● The exercise
Repeat the records in full and exactly, omitting pictures.

● Material for this exercise
--------------------------------

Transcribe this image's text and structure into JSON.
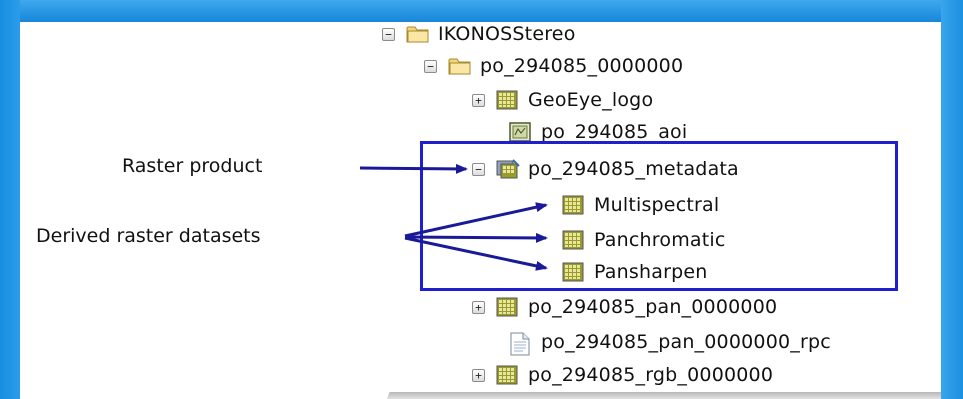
{
  "tree": {
    "items": [
      {
        "label": "IKONOSStereo",
        "icon": "folder-icon",
        "toggle": "minus"
      },
      {
        "label": "po_294085_0000000",
        "icon": "folder-icon",
        "toggle": "minus"
      },
      {
        "label": "GeoEye_logo",
        "icon": "raster-dataset-icon",
        "toggle": "plus"
      },
      {
        "label": "po_294085_aoi",
        "icon": "polygon-feature-icon",
        "toggle": ""
      },
      {
        "label": "po_294085_metadata",
        "icon": "raster-product-icon",
        "toggle": "minus"
      },
      {
        "label": "Multispectral",
        "icon": "raster-dataset-icon",
        "toggle": ""
      },
      {
        "label": "Panchromatic",
        "icon": "raster-dataset-icon",
        "toggle": ""
      },
      {
        "label": "Pansharpen",
        "icon": "raster-dataset-icon",
        "toggle": ""
      },
      {
        "label": "po_294085_pan_0000000",
        "icon": "raster-dataset-icon",
        "toggle": "plus"
      },
      {
        "label": "po_294085_pan_0000000_rpc",
        "icon": "text-file-icon",
        "toggle": ""
      },
      {
        "label": "po_294085_rgb_0000000",
        "icon": "raster-dataset-icon",
        "toggle": "plus"
      }
    ]
  },
  "callouts": {
    "raster_product": "Raster product",
    "derived_datasets": "Derived raster datasets"
  },
  "colors": {
    "frame": "#1a8fe0",
    "highlight_box": "#1f1fd0",
    "arrow": "#1a1a99"
  }
}
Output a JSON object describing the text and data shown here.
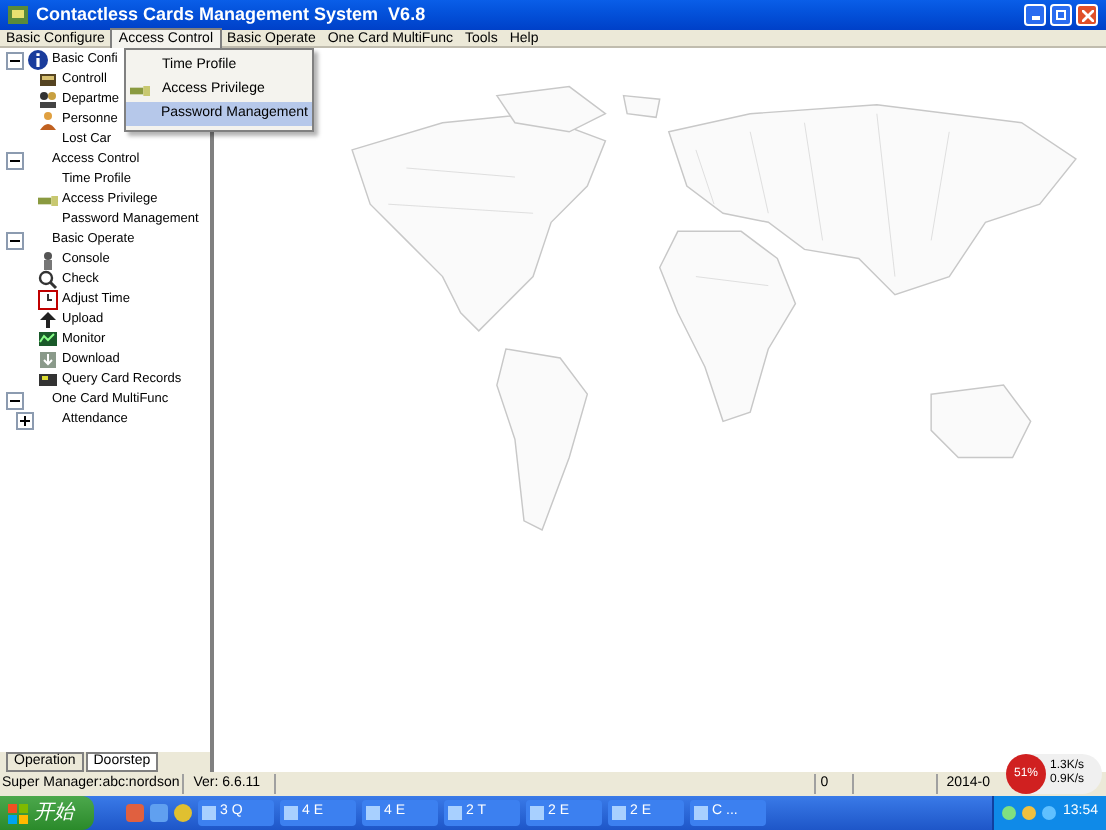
{
  "window": {
    "title": "Contactless Cards Management System  V6.8"
  },
  "menu": [
    {
      "label": "Basic Configure",
      "selected": false
    },
    {
      "label": "Access Control",
      "selected": true
    },
    {
      "label": "Basic Operate",
      "selected": false
    },
    {
      "label": "One Card MultiFunc",
      "selected": false
    },
    {
      "label": "Tools",
      "selected": false
    },
    {
      "label": "Help",
      "selected": false
    }
  ],
  "dropdown": [
    {
      "label": "Time Profile",
      "selected": false
    },
    {
      "label": "Access Privilege",
      "selected": false
    },
    {
      "label": "Password Management",
      "selected": true
    }
  ],
  "tree": [
    {
      "label": "Basic Confi",
      "expanded": true,
      "children": [
        {
          "label": "Controll"
        },
        {
          "label": "Departme"
        },
        {
          "label": "Personne"
        },
        {
          "label": "Lost Car"
        }
      ]
    },
    {
      "label": "Access Control",
      "expanded": true,
      "children": [
        {
          "label": "Time Profile"
        },
        {
          "label": "Access Privilege"
        },
        {
          "label": "Password Management"
        }
      ]
    },
    {
      "label": "Basic Operate",
      "expanded": true,
      "children": [
        {
          "label": "Console"
        },
        {
          "label": "Check"
        },
        {
          "label": "Adjust Time"
        },
        {
          "label": "Upload"
        },
        {
          "label": "Monitor"
        },
        {
          "label": "Download"
        },
        {
          "label": "Query Card Records"
        }
      ]
    },
    {
      "label": "One Card MultiFunc",
      "expanded": true,
      "children": [
        {
          "label": "Attendance",
          "expanded": false
        }
      ]
    }
  ],
  "bottom_tabs": [
    {
      "label": "Operation",
      "selected": false
    },
    {
      "label": "Doorstep",
      "selected": true
    }
  ],
  "status_bar": {
    "user": "Super Manager:abc:nordson",
    "version": "Ver: 6.6.11",
    "count": "0",
    "date": "2014-0"
  },
  "network_widget": {
    "percent": "51%",
    "up": "1.3K/s",
    "down": "0.9K/s"
  },
  "taskbar": {
    "start": "开始",
    "tasks": [
      "3 Q",
      "4 E",
      "4 E",
      "2 T",
      "2 E",
      "2 E",
      "C ..."
    ],
    "clock": "13:54"
  }
}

--------------------------------

● Solution to the problem
Transcribe this image's text and structure into JSON.
{
  "tree": {
    "items": [
      {
        "label": "IKONOSStereo",
        "icon": "folder-icon",
        "toggle": "minus"
      },
      {
        "label": "po_294085_0000000",
        "icon": "folder-icon",
        "toggle": "minus"
      },
      {
        "label": "GeoEye_logo",
        "icon": "raster-dataset-icon",
        "toggle": "plus"
      },
      {
        "label": "po_294085_aoi",
        "icon": "polygon-feature-icon",
        "toggle": ""
      },
      {
        "label": "po_294085_metadata",
        "icon": "raster-product-icon",
        "toggle": "minus"
      },
      {
        "label": "Multispectral",
        "icon": "raster-dataset-icon",
        "toggle": ""
      },
      {
        "label": "Panchromatic",
        "icon": "raster-dataset-icon",
        "toggle": ""
      },
      {
        "label": "Pansharpen",
        "icon": "raster-dataset-icon",
        "toggle": ""
      },
      {
        "label": "po_294085_pan_0000000",
        "icon": "raster-dataset-icon",
        "toggle": "plus"
      },
      {
        "label": "po_294085_pan_0000000_rpc",
        "icon": "text-file-icon",
        "toggle": ""
      },
      {
        "label": "po_294085_rgb_0000000",
        "icon": "raster-dataset-icon",
        "toggle": "plus"
      }
    ]
  },
  "callouts": {
    "raster_product": "Raster product",
    "derived_datasets": "Derived raster datasets"
  },
  "colors": {
    "frame": "#1a8fe0",
    "highlight_box": "#1f1fd0",
    "arrow": "#1a1a99"
  }
}
Output a JSON object describing the text and data shown here.
{
  "window": {
    "title": "Contactless Cards Management System  V6.8"
  },
  "menu": [
    {
      "label": "Basic Configure",
      "selected": false
    },
    {
      "label": "Access Control",
      "selected": true
    },
    {
      "label": "Basic Operate",
      "selected": false
    },
    {
      "label": "One Card MultiFunc",
      "selected": false
    },
    {
      "label": "Tools",
      "selected": false
    },
    {
      "label": "Help",
      "selected": false
    }
  ],
  "dropdown": [
    {
      "label": "Time Profile",
      "selected": false
    },
    {
      "label": "Access Privilege",
      "selected": false
    },
    {
      "label": "Password Management",
      "selected": true
    }
  ],
  "tree": [
    {
      "label": "Basic Confi",
      "expanded": true,
      "children": [
        {
          "label": "Controll"
        },
        {
          "label": "Departme"
        },
        {
          "label": "Personne"
        },
        {
          "label": "Lost Car"
        }
      ]
    },
    {
      "label": "Access Control",
      "expanded": true,
      "children": [
        {
          "label": "Time Profile"
        },
        {
          "label": "Access Privilege"
        },
        {
          "label": "Password Management"
        }
      ]
    },
    {
      "label": "Basic Operate",
      "expanded": true,
      "children": [
        {
          "label": "Console"
        },
        {
          "label": "Check"
        },
        {
          "label": "Adjust Time"
        },
        {
          "label": "Upload"
        },
        {
          "label": "Monitor"
        },
        {
          "label": "Download"
        },
        {
          "label": "Query Card Records"
        }
      ]
    },
    {
      "label": "One Card MultiFunc",
      "expanded": true,
      "children": [
        {
          "label": "Attendance",
          "expanded": false
        }
      ]
    }
  ],
  "bottom_tabs": [
    {
      "label": "Operation",
      "selected": false
    },
    {
      "label": "Doorstep",
      "selected": true
    }
  ],
  "status_bar": {
    "user": "Super Manager:abc:nordson",
    "version": "Ver: 6.6.11",
    "count": "0",
    "date": "2014-0"
  },
  "network_widget": {
    "percent": "51%",
    "up": "1.3K/s",
    "down": "0.9K/s"
  },
  "taskbar": {
    "start": "开始",
    "tasks": [
      "3 Q",
      "4 E",
      "4 E",
      "2 T",
      "2 E",
      "2 E",
      "C ..."
    ],
    "clock": "13:54"
  }
}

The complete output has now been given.